Your task
Starting at the line that has "- control-end-label: 31.8%: [600, 264, 651, 284]" and ending after the line that has "- chart-title-line-3: Tend", reproduce those lines with every "recipients" renamed to "samplers" and everything else unchanged. Output only those lines.
##### Stored data #####
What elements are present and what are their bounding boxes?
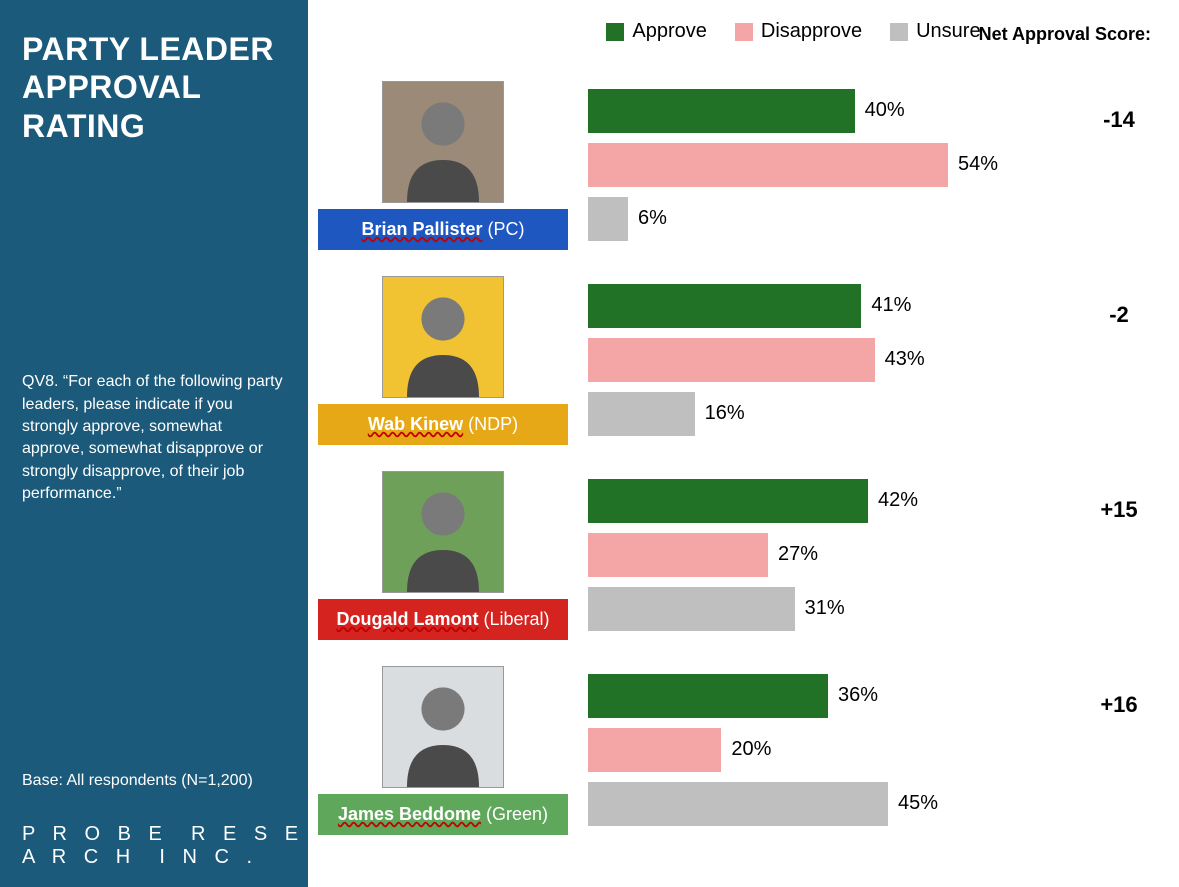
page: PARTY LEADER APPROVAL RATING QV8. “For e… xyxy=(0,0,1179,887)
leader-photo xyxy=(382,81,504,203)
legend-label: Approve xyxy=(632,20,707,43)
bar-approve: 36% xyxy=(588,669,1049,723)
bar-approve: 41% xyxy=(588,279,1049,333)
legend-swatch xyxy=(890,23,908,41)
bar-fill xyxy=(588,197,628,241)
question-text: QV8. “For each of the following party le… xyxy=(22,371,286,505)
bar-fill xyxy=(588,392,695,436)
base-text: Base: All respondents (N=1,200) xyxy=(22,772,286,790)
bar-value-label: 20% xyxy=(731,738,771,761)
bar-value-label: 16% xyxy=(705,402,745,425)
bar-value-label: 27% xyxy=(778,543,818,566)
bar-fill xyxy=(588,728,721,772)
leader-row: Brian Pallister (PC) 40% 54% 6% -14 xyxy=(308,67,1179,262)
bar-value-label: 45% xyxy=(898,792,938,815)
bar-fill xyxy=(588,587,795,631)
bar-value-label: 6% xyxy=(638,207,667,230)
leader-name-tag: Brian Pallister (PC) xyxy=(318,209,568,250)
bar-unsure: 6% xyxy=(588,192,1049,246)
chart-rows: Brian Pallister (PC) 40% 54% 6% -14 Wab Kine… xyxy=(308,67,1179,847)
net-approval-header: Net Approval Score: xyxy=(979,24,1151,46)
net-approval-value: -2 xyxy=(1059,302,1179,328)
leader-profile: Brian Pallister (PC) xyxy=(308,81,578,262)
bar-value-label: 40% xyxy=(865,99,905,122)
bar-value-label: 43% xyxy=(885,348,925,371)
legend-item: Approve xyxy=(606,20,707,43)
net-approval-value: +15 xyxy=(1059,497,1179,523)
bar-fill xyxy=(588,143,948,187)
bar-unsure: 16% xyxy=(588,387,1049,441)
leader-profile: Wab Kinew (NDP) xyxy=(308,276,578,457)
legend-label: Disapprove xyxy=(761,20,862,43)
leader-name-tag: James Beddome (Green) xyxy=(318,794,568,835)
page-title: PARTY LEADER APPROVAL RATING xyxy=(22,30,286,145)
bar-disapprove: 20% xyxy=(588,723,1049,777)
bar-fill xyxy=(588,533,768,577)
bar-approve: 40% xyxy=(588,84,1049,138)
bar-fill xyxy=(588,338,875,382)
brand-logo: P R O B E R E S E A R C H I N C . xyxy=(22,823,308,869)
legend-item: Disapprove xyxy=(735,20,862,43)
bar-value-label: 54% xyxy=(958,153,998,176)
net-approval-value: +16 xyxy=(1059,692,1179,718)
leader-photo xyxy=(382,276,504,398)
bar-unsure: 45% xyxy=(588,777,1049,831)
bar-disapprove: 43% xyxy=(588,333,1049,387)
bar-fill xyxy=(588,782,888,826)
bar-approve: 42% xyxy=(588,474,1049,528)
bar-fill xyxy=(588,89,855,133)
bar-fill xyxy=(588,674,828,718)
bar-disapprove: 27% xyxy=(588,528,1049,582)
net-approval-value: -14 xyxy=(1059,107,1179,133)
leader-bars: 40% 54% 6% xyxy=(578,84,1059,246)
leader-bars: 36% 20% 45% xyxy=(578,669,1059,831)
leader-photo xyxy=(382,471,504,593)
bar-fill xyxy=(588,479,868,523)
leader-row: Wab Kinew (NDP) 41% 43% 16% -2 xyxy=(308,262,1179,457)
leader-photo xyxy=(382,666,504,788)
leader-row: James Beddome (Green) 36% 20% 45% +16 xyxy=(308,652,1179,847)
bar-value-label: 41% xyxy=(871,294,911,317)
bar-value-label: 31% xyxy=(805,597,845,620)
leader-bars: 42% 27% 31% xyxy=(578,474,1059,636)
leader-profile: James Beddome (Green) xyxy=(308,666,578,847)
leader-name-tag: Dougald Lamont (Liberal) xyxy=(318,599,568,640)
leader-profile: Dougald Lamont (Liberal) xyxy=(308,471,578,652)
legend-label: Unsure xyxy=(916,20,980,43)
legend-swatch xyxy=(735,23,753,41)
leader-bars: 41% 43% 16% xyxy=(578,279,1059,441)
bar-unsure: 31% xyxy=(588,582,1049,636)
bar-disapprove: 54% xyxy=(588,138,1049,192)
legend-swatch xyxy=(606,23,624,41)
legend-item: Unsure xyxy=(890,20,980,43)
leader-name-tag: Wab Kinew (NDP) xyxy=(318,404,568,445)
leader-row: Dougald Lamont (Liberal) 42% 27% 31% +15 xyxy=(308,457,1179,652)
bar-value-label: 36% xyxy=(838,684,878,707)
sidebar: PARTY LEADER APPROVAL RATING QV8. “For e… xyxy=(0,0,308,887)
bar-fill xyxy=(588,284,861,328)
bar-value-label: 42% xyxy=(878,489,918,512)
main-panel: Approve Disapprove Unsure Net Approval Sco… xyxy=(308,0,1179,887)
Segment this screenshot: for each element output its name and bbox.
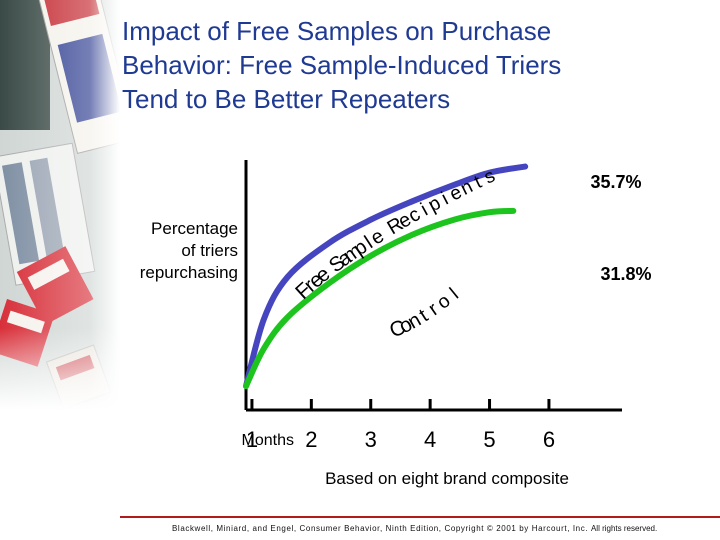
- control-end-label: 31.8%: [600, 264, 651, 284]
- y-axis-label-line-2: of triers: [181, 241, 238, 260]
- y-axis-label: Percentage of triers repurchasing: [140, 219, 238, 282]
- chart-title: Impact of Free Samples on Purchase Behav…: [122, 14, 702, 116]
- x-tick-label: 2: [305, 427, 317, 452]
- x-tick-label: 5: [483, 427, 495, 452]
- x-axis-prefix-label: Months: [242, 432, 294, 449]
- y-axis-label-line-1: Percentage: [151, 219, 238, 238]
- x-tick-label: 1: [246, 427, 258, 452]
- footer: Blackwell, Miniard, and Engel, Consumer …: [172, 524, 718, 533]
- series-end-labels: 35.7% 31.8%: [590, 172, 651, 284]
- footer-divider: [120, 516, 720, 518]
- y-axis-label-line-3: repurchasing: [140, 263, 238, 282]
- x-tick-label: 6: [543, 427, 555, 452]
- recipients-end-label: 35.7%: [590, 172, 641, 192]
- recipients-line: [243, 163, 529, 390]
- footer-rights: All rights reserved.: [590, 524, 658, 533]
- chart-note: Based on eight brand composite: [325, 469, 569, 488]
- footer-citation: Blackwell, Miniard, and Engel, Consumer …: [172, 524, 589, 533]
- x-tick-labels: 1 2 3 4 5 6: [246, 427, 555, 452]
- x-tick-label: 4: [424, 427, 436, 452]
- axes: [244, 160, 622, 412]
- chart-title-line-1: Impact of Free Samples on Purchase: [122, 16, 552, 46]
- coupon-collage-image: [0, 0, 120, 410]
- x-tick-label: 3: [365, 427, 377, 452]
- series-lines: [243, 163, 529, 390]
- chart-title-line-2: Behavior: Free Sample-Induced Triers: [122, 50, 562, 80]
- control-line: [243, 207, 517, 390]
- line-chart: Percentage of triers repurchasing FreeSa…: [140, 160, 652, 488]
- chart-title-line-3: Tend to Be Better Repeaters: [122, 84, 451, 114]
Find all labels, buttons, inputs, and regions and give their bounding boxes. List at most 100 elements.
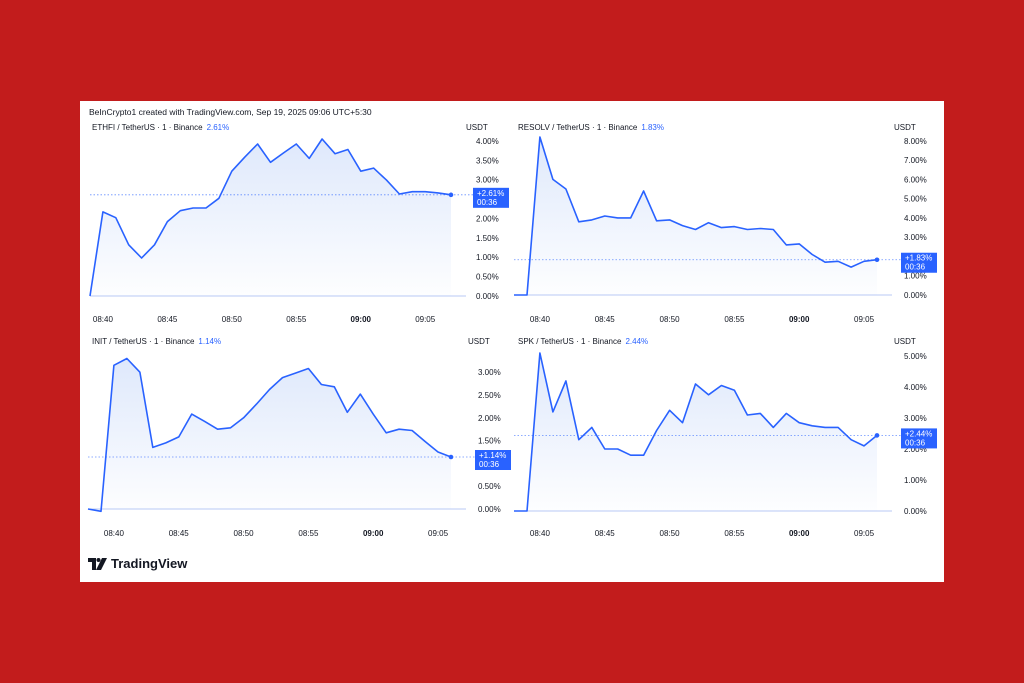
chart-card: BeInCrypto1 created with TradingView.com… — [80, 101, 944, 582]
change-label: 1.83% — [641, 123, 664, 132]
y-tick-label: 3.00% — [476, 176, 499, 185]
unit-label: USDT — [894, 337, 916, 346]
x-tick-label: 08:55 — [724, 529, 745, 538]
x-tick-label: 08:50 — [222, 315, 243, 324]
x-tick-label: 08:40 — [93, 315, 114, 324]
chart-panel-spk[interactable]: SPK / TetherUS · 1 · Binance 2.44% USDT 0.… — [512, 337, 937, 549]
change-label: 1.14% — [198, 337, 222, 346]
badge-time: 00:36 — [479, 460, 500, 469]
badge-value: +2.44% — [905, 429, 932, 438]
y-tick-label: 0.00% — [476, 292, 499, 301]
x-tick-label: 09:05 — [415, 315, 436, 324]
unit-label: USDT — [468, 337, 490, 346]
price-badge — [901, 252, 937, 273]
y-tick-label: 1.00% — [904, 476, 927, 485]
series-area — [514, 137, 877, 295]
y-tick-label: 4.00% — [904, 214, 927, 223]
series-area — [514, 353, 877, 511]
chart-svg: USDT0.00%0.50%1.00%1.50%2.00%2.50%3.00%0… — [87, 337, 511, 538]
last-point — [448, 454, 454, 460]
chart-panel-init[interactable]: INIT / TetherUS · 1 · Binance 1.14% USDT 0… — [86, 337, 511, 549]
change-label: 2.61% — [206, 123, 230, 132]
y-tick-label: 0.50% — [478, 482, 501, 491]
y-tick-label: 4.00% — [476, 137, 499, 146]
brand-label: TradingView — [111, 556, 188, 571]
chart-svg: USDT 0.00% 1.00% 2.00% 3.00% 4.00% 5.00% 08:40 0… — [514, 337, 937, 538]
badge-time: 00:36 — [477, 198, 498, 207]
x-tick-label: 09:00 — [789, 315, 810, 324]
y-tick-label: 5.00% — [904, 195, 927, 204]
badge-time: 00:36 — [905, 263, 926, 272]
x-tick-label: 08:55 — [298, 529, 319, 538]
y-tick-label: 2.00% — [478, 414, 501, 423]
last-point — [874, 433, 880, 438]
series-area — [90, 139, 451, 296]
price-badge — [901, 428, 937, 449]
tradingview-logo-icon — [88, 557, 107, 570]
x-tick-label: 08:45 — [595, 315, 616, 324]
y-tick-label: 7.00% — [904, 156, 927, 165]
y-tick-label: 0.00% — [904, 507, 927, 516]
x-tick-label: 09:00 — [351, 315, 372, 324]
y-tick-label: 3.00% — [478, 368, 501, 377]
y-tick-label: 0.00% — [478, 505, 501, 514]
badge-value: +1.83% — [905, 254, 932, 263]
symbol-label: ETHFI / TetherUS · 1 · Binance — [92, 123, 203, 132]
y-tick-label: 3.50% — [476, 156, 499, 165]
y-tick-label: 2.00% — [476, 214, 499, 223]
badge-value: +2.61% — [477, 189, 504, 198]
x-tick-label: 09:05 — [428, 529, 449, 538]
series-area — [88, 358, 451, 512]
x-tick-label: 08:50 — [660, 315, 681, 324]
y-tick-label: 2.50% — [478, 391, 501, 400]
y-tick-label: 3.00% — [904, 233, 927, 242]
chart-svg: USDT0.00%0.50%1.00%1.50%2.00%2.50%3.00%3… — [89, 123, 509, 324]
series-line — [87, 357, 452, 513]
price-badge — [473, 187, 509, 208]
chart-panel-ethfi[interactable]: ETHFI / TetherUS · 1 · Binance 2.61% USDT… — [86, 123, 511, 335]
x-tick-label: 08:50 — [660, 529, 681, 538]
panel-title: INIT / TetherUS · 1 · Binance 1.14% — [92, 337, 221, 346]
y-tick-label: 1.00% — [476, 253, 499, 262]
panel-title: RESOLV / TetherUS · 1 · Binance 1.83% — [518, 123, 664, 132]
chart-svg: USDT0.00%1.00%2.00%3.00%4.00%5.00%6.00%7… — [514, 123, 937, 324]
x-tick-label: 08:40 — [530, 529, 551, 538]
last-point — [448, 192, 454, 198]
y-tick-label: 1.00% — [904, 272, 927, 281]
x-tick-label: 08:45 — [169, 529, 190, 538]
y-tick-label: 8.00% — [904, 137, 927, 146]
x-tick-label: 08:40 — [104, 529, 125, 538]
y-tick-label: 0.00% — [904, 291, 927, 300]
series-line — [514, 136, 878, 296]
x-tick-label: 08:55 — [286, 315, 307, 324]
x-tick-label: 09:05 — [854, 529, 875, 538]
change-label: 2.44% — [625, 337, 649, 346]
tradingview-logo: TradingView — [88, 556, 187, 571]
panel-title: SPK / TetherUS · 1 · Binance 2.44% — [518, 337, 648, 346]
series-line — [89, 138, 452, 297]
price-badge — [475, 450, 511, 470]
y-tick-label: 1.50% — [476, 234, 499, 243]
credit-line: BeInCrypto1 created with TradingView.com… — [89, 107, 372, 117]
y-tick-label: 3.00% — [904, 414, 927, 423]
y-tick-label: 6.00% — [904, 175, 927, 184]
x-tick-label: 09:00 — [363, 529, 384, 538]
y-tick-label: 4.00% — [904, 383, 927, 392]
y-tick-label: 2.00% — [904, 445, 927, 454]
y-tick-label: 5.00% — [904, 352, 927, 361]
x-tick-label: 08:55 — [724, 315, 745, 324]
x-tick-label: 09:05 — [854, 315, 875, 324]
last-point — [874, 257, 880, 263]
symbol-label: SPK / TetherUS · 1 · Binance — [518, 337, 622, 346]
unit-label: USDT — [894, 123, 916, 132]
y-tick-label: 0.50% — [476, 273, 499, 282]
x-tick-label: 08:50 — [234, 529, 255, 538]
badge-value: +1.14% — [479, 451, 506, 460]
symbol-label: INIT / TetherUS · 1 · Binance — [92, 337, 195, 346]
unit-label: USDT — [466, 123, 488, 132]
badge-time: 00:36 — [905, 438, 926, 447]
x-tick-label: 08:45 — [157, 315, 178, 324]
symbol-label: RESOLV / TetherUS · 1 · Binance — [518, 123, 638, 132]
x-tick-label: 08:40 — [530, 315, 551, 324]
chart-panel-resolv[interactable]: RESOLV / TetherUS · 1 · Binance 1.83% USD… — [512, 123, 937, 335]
#####
Solution for this task
- control-end-label: 31.8%: [600, 264, 651, 284]
- y-axis-label-line-2: of triers: [181, 241, 238, 260]
- y-axis-label: Percentage of triers repurchasing: [140, 219, 238, 282]
- chart-title: Impact of Free Samples on Purchase Behav…: [122, 14, 702, 116]
- x-tick-label: 2: [305, 427, 317, 452]
- x-tick-label: 5: [483, 427, 495, 452]
- x-axis-prefix-label: Months: [242, 432, 294, 449]
- y-axis-label-line-1: Percentage: [151, 219, 238, 238]
- x-tick-label: 1: [246, 427, 258, 452]
- footer: Blackwell, Miniard, and Engel, Consumer …: [172, 524, 718, 533]
- series-end-labels: 35.7% 31.8%: [590, 172, 651, 284]
- footer-divider: [120, 516, 720, 518]
- y-axis-label-line-3: repurchasing: [140, 263, 238, 282]
- x-tick-label: 6: [543, 427, 555, 452]
- samplers-end-label: 35.7%: [590, 172, 641, 192]
- samplers-line: [243, 163, 529, 390]
- footer-rights: All rights reserved.: [590, 524, 658, 533]
- chart-note: Based on eight brand composite: [325, 469, 569, 488]
- footer-citation: Blackwell, Miniard, and Engel, Consumer …: [172, 524, 589, 533]
- x-tick-labels: 1 2 3 4 5 6: [246, 427, 555, 452]
- x-tick-label: 4: [424, 427, 436, 452]
- axes: [244, 160, 622, 412]
- chart-title-line-1: Impact of Free Samples on Purchase: [122, 16, 552, 46]
- coupon-collage-image: [0, 0, 120, 410]
- x-tick-label: 3: [365, 427, 377, 452]
- series-lines: [243, 163, 529, 390]
- chart-title-line-2: Behavior: Free Sample-Induced Triers: [122, 50, 562, 80]
- control-line: [243, 207, 517, 390]
- line-chart: Percentage of triers repurchasing FreeSa…: [140, 160, 652, 488]
- chart-title-line-3: Tend to Be Better Repeaters: [122, 84, 451, 114]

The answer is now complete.